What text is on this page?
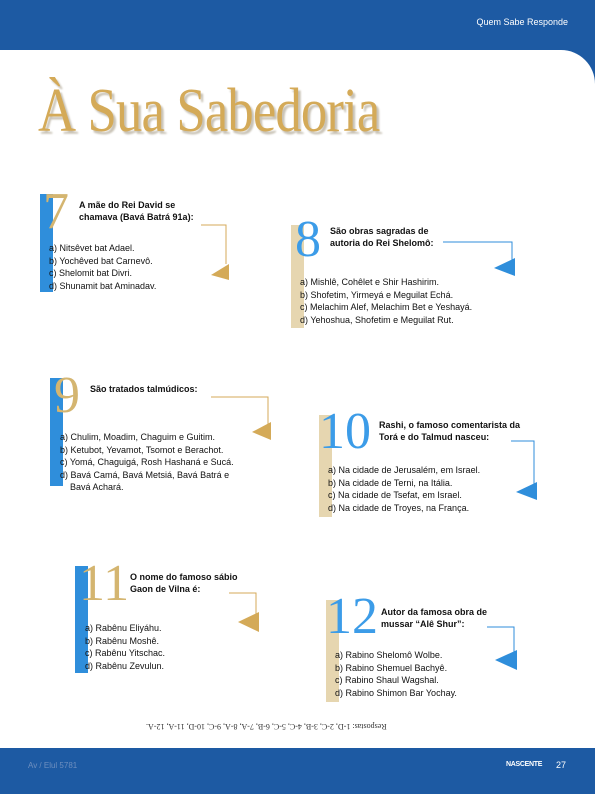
Quem Sabe Responde
À Sua Sabedoria
7 A mãe do Rei David se chamava (Bavá Batrá 91a):
a) Nitsêvet bat Adael.
b) Yochêved bat Carnevô.
c) Shelomit bat Divri.
d) Shunamit bat Aminadav.
8 São obras sagradas de autoria do Rei Shelomô:
a) Mishlê, Cohêlet e Shir Hashirim.
b) Shofetim, Yirmeyá e Meguilat Echá.
c) Melachim Alef, Melachim Bet e Yeshayá.
d) Yehoshua, Shofetim e Meguilat Rut.
9 São tratados talmúdicos:
a) Chulim, Moadim, Chaguim e Guitim.
b) Ketubot, Yevamot, Tsomot e Berachot.
c) Yomá, Chaguigá, Rosh Hashaná e Sucá.
d) Bavá Camá, Bavá Metsiá, Bavá Batrá e
Bavá Achará.
10 Rashi, o famoso comentarista da Torá e do Talmud nasceu:
a) Na cidade de Jerusalém, em Israel.
b) Na cidade de Terni, na Itália.
c) Na cidade de Tsefat, em Israel.
d) Na cidade de Troyes, na França.
11 O nome do famoso sábio Gaon de Vilna é:
a) Rabênu Eliyáhu.
b) Rabênu Moshê.
c) Rabênu Yitschac.
d) Rabênu Zevulun.
12 Autor da famosa obra de mussar “Alê Shur”:
a) Rabino Shelomô Wolbe.
b) Rabino Shemuel Bachyê.
c) Rabino Shaul Wagshal.
d) Rabino Shimon Bar Yochay.
Respostas: 1-D, 2-C, 3-B, 4-C, 5-C, 6-B, 7-A, 8-A, 9-C, 10-D, 11-A, 12-A.
Av / Elul 5781	NASCENTE 27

- - - -

How many lines in the entries contain the string "Batrá"? Answer with the number only.

Response to this task ->
2